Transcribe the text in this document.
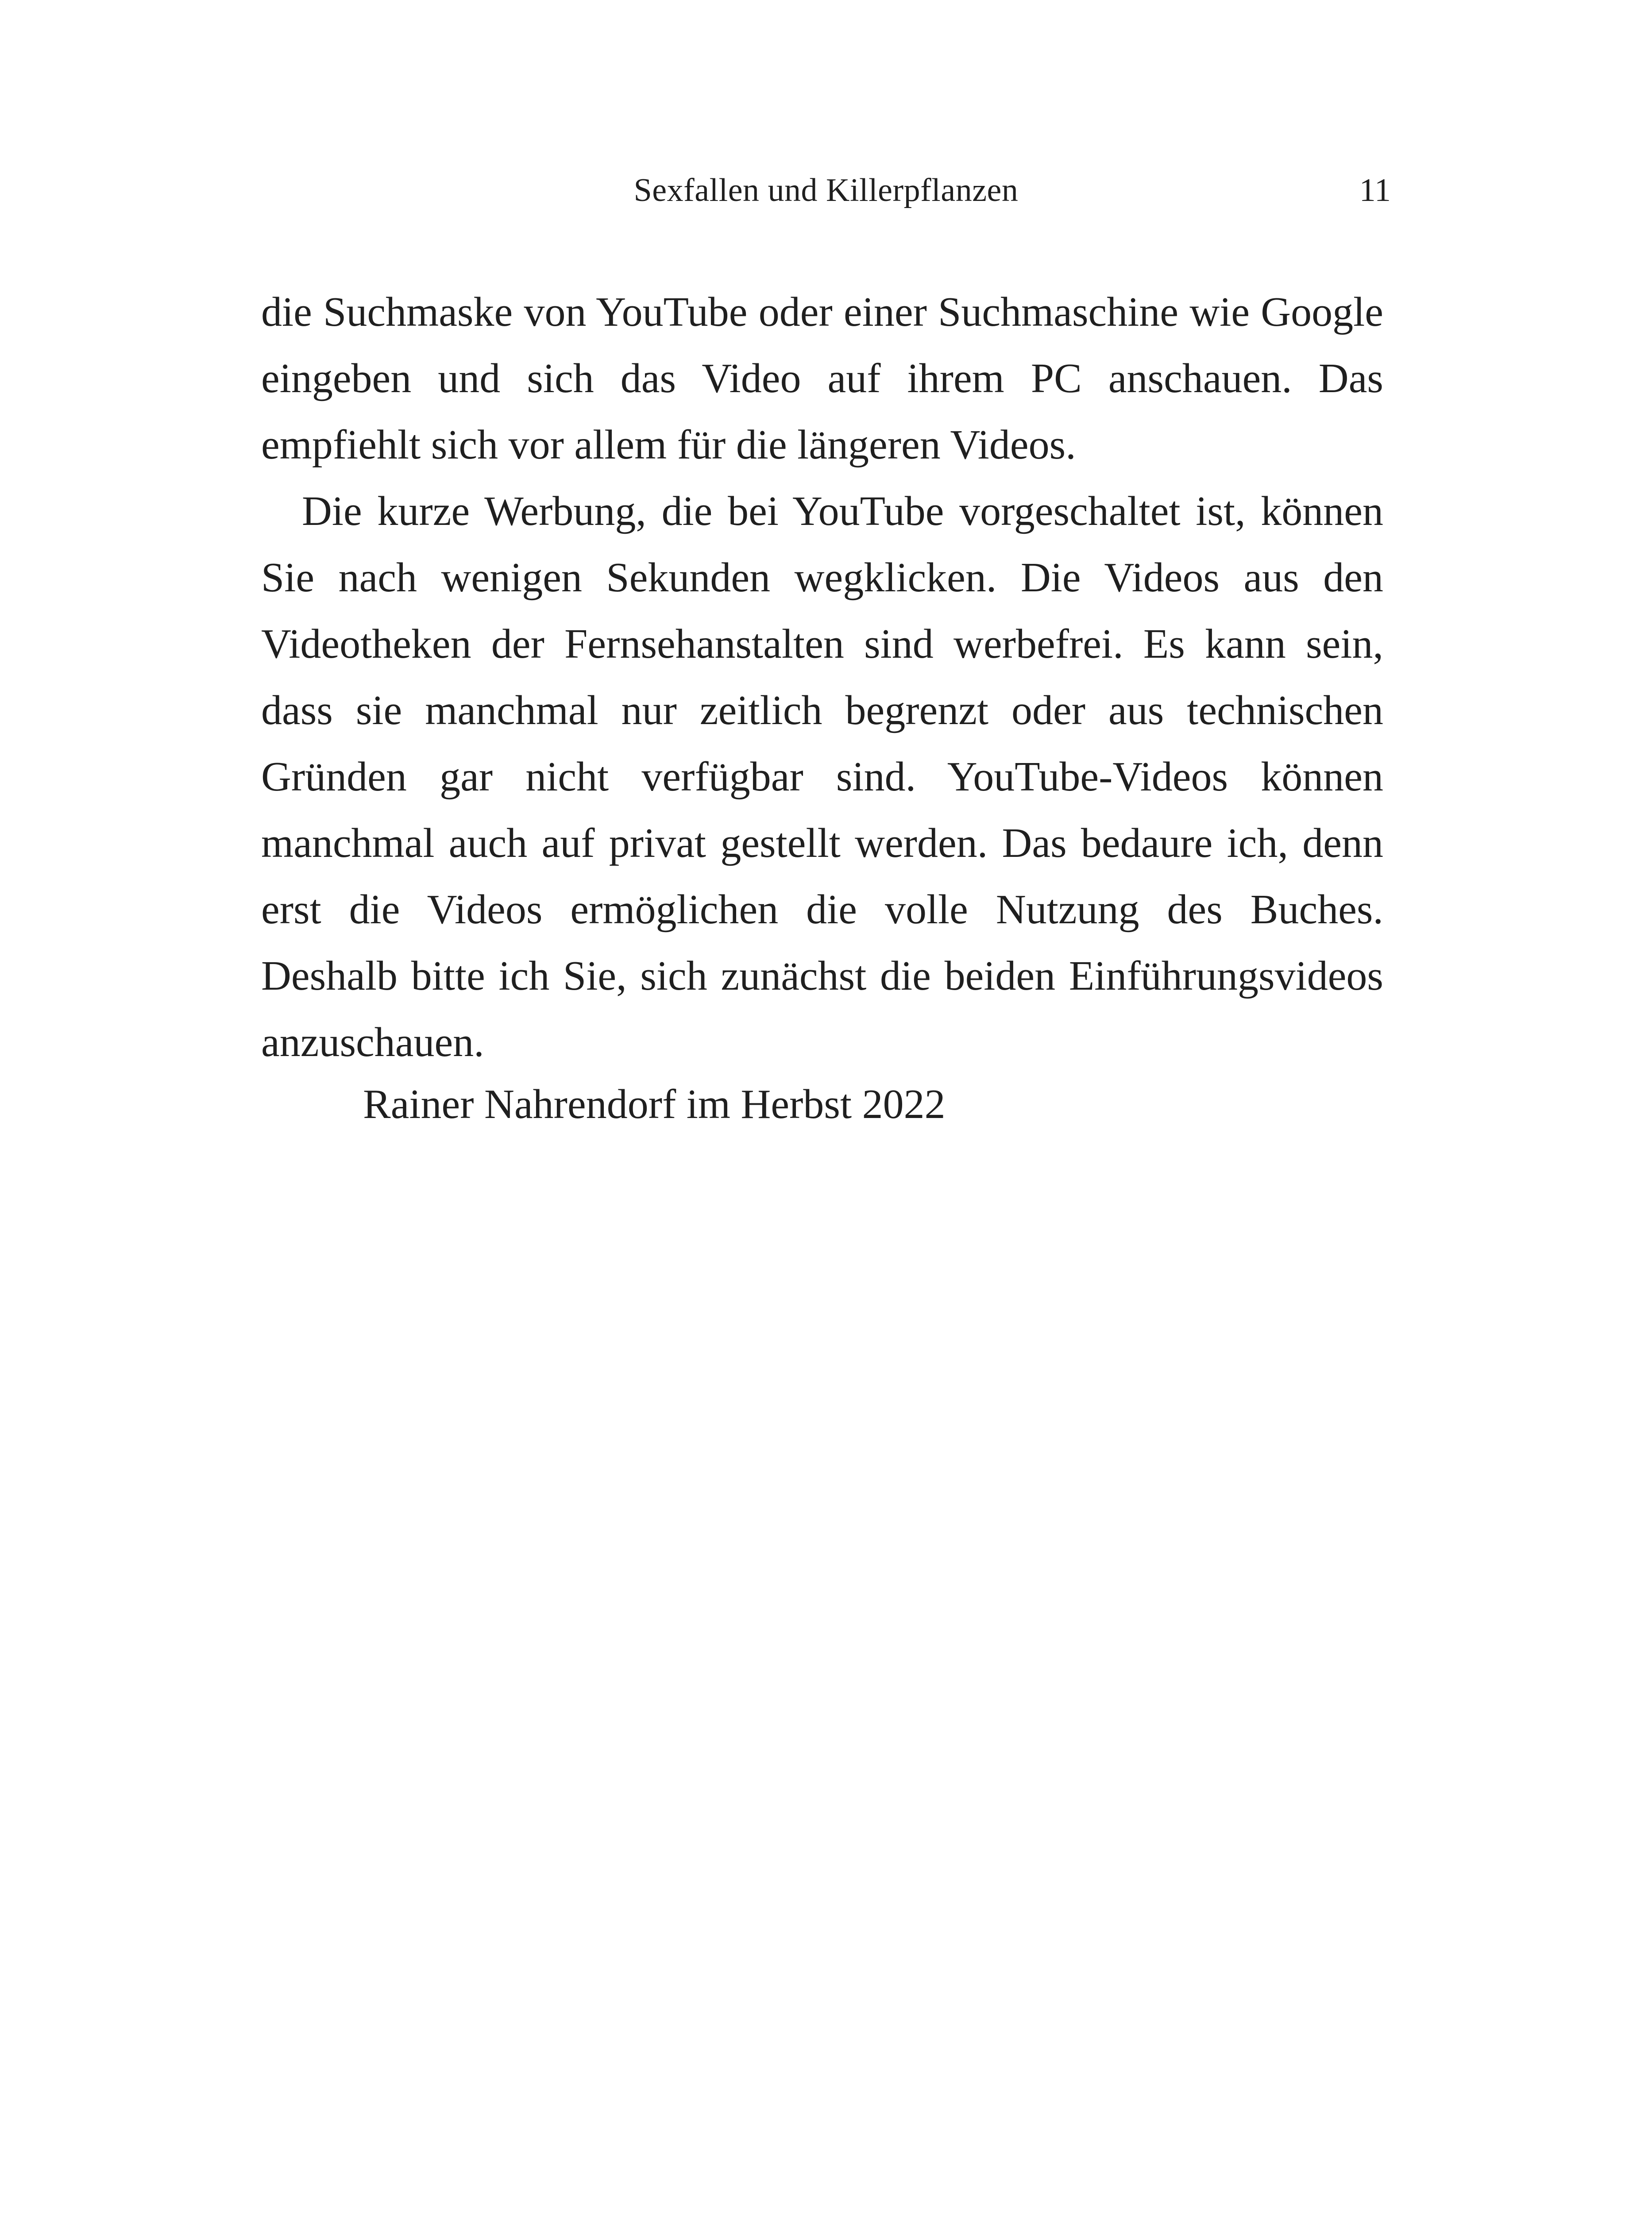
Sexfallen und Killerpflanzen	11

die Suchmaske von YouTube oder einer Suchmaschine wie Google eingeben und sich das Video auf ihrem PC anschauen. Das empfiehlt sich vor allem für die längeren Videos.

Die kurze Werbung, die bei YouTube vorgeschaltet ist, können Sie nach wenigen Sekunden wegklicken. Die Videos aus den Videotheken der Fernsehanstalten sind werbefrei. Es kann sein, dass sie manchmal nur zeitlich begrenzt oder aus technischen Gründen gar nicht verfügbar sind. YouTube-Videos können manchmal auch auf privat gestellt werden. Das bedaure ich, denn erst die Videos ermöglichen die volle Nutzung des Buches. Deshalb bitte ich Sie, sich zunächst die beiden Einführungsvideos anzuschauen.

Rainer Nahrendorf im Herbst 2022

#####

SET PROBLEM: Give every line above again exactly, with no pictures.

COMPLETE ANSWER:
Transcribe the text in this document.
Sexfallen und Killerpflanzen	11

die Suchmaske von YouTube oder einer Suchmaschine wie Google eingeben und sich das Video auf ihrem PC anschauen. Das empfiehlt sich vor allem für die längeren Videos.

Die kurze Werbung, die bei YouTube vorgeschaltet ist, können Sie nach wenigen Sekunden wegklicken. Die Videos aus den Videotheken der Fernsehanstalten sind werbefrei. Es kann sein, dass sie manchmal nur zeitlich begrenzt oder aus technischen Gründen gar nicht verfügbar sind. YouTube-Videos können manchmal auch auf privat gestellt werden. Das bedaure ich, denn erst die Videos ermöglichen die volle Nutzung des Buches. Deshalb bitte ich Sie, sich zunächst die beiden Einführungsvideos anzuschauen.

Rainer Nahrendorf im Herbst 2022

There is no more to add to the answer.